[Dataset entries on figures]
▬▬▬
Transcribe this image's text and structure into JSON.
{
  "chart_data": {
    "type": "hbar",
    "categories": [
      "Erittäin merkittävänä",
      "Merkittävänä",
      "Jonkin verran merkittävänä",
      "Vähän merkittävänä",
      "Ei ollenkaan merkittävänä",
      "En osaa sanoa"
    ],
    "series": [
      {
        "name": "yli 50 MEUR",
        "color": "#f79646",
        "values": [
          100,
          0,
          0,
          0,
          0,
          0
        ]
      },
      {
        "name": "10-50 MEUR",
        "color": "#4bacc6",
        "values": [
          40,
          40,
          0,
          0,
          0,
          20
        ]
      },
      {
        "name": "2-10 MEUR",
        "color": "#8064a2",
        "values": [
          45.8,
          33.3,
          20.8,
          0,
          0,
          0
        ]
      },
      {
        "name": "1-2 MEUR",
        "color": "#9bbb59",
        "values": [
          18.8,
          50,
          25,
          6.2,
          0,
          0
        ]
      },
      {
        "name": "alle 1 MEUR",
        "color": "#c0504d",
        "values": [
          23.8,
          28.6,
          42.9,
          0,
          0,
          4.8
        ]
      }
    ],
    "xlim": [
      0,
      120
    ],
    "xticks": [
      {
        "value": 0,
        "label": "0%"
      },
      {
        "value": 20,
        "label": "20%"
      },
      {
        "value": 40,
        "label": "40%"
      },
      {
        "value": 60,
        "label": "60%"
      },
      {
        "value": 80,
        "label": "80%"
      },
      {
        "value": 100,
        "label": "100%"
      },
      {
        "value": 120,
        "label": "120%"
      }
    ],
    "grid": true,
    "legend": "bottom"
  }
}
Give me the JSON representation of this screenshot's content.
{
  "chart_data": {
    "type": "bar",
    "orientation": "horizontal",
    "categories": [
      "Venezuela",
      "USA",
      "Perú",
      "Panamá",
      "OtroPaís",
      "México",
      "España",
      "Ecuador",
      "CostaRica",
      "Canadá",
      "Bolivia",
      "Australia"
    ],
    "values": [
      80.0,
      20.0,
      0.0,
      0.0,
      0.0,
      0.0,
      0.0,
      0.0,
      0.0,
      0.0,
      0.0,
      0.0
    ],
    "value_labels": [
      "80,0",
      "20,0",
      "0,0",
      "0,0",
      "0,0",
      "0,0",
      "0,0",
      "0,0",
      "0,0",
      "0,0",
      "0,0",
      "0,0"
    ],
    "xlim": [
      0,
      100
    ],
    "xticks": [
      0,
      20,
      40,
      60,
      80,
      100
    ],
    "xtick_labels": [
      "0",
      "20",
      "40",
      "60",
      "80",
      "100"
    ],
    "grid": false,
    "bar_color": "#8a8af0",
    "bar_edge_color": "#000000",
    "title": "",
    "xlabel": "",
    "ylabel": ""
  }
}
▬▬▬
● **Task to complete**: Read through the entries and copy every line that includes "JSON".

● **Result of the task**:
Transcribe this image's text and structure into JSON.
Give me the JSON representation of this screenshot's content.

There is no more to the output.